OPGESLAGEN REGELS –
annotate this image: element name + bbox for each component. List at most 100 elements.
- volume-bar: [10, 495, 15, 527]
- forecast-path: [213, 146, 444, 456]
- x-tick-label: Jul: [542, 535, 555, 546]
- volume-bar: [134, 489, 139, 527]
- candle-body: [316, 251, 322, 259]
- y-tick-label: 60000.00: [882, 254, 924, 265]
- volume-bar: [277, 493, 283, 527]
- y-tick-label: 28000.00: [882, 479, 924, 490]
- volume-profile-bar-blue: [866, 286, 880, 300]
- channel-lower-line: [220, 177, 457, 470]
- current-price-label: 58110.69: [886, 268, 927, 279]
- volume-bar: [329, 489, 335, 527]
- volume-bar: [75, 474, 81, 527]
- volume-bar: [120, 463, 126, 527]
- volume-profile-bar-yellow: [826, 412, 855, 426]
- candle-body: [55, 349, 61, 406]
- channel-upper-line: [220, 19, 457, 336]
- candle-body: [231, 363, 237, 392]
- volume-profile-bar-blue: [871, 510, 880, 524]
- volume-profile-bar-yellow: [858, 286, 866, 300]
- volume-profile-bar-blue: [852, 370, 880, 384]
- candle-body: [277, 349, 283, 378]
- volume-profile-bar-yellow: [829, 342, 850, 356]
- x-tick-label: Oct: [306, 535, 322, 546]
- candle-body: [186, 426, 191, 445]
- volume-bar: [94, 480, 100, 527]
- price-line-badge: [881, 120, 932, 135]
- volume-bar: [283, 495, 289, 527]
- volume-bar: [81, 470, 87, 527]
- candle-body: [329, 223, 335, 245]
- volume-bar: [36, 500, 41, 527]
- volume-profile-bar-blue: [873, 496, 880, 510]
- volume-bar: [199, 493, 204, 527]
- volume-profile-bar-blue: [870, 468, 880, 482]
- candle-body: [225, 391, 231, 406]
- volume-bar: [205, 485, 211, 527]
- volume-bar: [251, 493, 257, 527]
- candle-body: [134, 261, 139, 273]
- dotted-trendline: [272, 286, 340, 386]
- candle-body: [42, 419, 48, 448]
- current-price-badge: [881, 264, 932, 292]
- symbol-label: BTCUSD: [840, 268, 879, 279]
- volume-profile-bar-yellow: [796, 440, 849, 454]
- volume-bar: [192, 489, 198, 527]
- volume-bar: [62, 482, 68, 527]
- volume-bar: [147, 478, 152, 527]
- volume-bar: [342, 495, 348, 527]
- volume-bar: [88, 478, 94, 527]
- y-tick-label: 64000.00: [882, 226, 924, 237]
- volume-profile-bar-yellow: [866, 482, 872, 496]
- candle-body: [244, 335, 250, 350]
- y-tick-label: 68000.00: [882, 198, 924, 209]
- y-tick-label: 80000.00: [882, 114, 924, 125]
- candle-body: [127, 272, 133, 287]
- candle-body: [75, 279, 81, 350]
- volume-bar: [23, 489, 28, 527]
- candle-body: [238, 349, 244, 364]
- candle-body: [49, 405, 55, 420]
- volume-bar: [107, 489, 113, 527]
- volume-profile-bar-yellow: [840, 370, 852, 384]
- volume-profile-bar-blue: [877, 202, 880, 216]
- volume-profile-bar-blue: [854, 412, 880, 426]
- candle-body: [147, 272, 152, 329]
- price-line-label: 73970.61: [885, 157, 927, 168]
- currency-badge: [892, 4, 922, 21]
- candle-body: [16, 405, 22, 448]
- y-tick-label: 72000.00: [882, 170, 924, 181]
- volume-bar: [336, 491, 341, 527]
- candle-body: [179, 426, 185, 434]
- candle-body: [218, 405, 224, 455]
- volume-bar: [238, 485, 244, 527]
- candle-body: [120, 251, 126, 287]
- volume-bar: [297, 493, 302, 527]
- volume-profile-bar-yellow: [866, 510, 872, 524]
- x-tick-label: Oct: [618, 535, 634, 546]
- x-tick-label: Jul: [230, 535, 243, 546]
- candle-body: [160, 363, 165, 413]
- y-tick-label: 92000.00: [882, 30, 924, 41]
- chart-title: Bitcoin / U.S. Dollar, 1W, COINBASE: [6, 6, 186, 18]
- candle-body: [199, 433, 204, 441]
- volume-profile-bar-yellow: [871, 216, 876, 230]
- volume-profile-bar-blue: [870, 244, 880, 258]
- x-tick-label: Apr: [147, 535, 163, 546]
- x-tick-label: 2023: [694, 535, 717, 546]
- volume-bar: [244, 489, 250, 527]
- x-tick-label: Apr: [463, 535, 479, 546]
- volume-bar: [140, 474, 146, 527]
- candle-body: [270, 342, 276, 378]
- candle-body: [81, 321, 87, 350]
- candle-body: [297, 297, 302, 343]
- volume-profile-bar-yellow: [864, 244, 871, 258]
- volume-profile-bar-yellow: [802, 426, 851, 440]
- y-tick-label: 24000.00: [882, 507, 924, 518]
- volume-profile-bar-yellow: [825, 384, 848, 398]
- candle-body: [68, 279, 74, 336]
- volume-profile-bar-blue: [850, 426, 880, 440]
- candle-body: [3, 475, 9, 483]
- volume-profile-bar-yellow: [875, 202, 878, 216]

DOEL OPDRACHT – Schrijf de regels uit de gegevens hierboven letterlijk over, vanaf het begin tot en met de regel met "- candle-body: [244, 335, 250, 350]".

ANTWOORD –
annotate this image: element name + bbox for each component. List at most 100 elements.
- volume-bar: [10, 495, 15, 527]
- forecast-path: [213, 146, 444, 456]
- x-tick-label: Jul: [542, 535, 555, 546]
- volume-bar: [134, 489, 139, 527]
- candle-body: [316, 251, 322, 259]
- y-tick-label: 60000.00: [882, 254, 924, 265]
- volume-bar: [277, 493, 283, 527]
- y-tick-label: 28000.00: [882, 479, 924, 490]
- volume-profile-bar-blue: [866, 286, 880, 300]
- channel-lower-line: [220, 177, 457, 470]
- current-price-label: 58110.69: [886, 268, 927, 279]
- volume-bar: [329, 489, 335, 527]
- volume-bar: [75, 474, 81, 527]
- volume-bar: [120, 463, 126, 527]
- volume-profile-bar-yellow: [826, 412, 855, 426]
- candle-body: [55, 349, 61, 406]
- channel-upper-line: [220, 19, 457, 336]
- candle-body: [231, 363, 237, 392]
- volume-profile-bar-blue: [871, 510, 880, 524]
- volume-profile-bar-yellow: [858, 286, 866, 300]
- volume-profile-bar-blue: [852, 370, 880, 384]
- candle-body: [277, 349, 283, 378]
- volume-profile-bar-yellow: [829, 342, 850, 356]
- x-tick-label: Oct: [306, 535, 322, 546]
- candle-body: [186, 426, 191, 445]
- volume-bar: [94, 480, 100, 527]
- price-line-badge: [881, 120, 932, 135]
- volume-bar: [283, 495, 289, 527]
- volume-bar: [81, 470, 87, 527]
- candle-body: [329, 223, 335, 245]
- volume-bar: [36, 500, 41, 527]
- volume-profile-bar-blue: [873, 496, 880, 510]
- volume-bar: [199, 493, 204, 527]
- volume-profile-bar-blue: [870, 468, 880, 482]
- candle-body: [225, 391, 231, 406]
- volume-bar: [205, 485, 211, 527]
- volume-bar: [251, 493, 257, 527]
- candle-body: [134, 261, 139, 273]
- dotted-trendline: [272, 286, 340, 386]
- candle-body: [42, 419, 48, 448]
- current-price-badge: [881, 264, 932, 292]
- symbol-label: BTCUSD: [840, 268, 879, 279]
- volume-profile-bar-yellow: [796, 440, 849, 454]
- volume-bar: [192, 489, 198, 527]
- volume-bar: [62, 482, 68, 527]
- volume-bar: [147, 478, 152, 527]
- volume-bar: [342, 495, 348, 527]
- volume-bar: [88, 478, 94, 527]
- y-tick-label: 64000.00: [882, 226, 924, 237]
- volume-profile-bar-yellow: [866, 482, 872, 496]
- candle-body: [244, 335, 250, 350]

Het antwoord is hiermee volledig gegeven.